Monday, August 7, 2017

The Truth About Book Cover Design


I design book covers. To some of you, this may be a surprise. It's not a full-time job for me, but it made sense to add book covers to my design repertoire because a) I love books b) I stare at book covers almost every day c) I have an eye for design. I say none of these things in order to sound egotistical or persuade you that I have "all knowledge" of book covers and best design practices, but I do tell you this for the sake of this post and the good of human kind. Ok. That was too dramatic.

Dad and I at one of his art shows
But really...I am a designer and a photographer and was blessed with "the eye" as my dad calls it. Coming from a him, that's a huge compliment because my dad is a seriously amazing artist. Like. Wow! And growing up in our artistic household meant I was given instruction about artistic things--sometimes when I wasn't even realizing it.

I've taken this knowledge along with my passion for books and started to create art that expressed how I feel about books, writing, and my love of reading. You can see my designs on Society6, Redbubble, and in my Etsy shop. Then came the book covers.

In this post, I'm mostly speaking to Independently published authors because they are the ones making the decision to hire a cover designer. But, traditionally published authors can definitely take note here because you have to work with designers as well.

▸ **Records provided**:

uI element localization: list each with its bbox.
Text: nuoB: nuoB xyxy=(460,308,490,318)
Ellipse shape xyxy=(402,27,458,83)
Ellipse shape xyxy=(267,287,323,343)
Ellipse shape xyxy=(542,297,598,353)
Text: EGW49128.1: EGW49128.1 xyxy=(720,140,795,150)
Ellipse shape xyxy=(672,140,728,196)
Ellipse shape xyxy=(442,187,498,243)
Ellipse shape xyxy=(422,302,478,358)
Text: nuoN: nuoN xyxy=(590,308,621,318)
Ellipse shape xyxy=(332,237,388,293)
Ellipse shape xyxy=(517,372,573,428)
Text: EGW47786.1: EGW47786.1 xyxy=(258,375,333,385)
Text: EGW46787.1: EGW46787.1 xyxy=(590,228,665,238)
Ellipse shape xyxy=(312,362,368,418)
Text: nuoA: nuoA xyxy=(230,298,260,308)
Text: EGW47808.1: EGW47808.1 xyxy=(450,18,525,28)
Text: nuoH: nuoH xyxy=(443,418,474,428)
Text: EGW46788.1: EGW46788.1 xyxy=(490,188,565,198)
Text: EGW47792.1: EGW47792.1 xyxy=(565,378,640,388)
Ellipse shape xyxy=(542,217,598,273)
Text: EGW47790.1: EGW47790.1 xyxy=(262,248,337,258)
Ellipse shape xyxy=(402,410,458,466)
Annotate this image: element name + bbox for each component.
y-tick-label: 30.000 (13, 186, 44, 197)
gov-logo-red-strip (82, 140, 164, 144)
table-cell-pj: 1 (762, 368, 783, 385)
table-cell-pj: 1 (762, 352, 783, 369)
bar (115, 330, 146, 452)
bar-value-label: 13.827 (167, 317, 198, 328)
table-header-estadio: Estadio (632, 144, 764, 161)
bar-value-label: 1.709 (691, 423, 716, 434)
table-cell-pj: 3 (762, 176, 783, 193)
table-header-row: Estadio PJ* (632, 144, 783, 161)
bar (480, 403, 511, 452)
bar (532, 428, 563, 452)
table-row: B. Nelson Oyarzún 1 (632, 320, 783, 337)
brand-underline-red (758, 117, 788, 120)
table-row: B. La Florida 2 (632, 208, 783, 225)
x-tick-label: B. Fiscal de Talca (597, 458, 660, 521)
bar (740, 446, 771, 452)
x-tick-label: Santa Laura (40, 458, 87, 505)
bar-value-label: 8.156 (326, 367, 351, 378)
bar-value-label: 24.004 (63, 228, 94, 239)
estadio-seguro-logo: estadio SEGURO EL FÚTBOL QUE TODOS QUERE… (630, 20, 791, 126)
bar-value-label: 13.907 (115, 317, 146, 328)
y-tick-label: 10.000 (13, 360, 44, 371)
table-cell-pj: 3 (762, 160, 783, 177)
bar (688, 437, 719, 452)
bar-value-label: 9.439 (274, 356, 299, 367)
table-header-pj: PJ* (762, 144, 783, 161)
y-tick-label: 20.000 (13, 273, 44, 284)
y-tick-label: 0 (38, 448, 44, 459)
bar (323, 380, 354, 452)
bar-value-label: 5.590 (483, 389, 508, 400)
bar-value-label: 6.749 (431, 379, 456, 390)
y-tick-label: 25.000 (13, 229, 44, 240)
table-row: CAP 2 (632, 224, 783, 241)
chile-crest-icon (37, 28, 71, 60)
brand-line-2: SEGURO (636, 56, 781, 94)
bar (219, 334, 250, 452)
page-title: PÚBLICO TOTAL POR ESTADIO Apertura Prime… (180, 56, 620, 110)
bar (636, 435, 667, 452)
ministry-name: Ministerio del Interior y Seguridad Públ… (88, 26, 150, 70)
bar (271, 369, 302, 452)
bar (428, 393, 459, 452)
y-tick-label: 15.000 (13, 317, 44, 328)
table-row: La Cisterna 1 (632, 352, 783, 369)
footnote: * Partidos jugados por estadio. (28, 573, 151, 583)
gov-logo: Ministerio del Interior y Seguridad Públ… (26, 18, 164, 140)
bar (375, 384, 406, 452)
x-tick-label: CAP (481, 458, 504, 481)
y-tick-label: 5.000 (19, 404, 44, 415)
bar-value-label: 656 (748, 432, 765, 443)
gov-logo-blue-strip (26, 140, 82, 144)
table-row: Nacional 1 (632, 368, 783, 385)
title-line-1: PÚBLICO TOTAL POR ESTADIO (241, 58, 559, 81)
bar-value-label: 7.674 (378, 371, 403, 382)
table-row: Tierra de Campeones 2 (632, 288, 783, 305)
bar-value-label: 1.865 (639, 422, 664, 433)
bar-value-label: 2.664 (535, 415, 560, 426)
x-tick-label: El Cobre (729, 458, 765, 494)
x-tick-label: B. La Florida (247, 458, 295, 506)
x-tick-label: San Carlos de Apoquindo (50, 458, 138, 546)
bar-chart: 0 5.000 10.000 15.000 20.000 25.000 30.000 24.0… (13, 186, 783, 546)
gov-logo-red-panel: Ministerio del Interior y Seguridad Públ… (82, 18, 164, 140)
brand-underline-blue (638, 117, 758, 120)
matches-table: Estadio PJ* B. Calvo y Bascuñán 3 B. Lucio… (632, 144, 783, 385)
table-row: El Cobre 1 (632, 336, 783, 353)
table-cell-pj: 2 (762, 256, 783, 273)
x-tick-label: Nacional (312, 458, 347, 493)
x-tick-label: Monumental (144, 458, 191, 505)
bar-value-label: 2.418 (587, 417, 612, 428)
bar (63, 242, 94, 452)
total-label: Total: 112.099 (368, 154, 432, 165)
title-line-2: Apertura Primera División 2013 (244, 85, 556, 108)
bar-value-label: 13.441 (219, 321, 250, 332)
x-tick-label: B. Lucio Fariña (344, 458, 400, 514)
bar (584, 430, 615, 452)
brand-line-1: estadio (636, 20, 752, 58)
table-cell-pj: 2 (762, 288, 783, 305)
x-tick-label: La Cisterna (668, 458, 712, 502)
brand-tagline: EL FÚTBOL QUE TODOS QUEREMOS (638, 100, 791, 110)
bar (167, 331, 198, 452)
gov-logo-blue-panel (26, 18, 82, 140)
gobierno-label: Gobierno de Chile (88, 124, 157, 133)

▸ **Task to complete**: Repeat the part of the book cover design post between "I've taken this" and "the book covers.", inclusive. The items are separate from the book cover design post.

▸ **Exercise response**:
I've taken this knowledge along with my passion for books and started to create art that expressed how I feel about books, writing, and my love of reading. You can see my designs on Society6, Redbubble, and in my Etsy shop. Then came the book covers.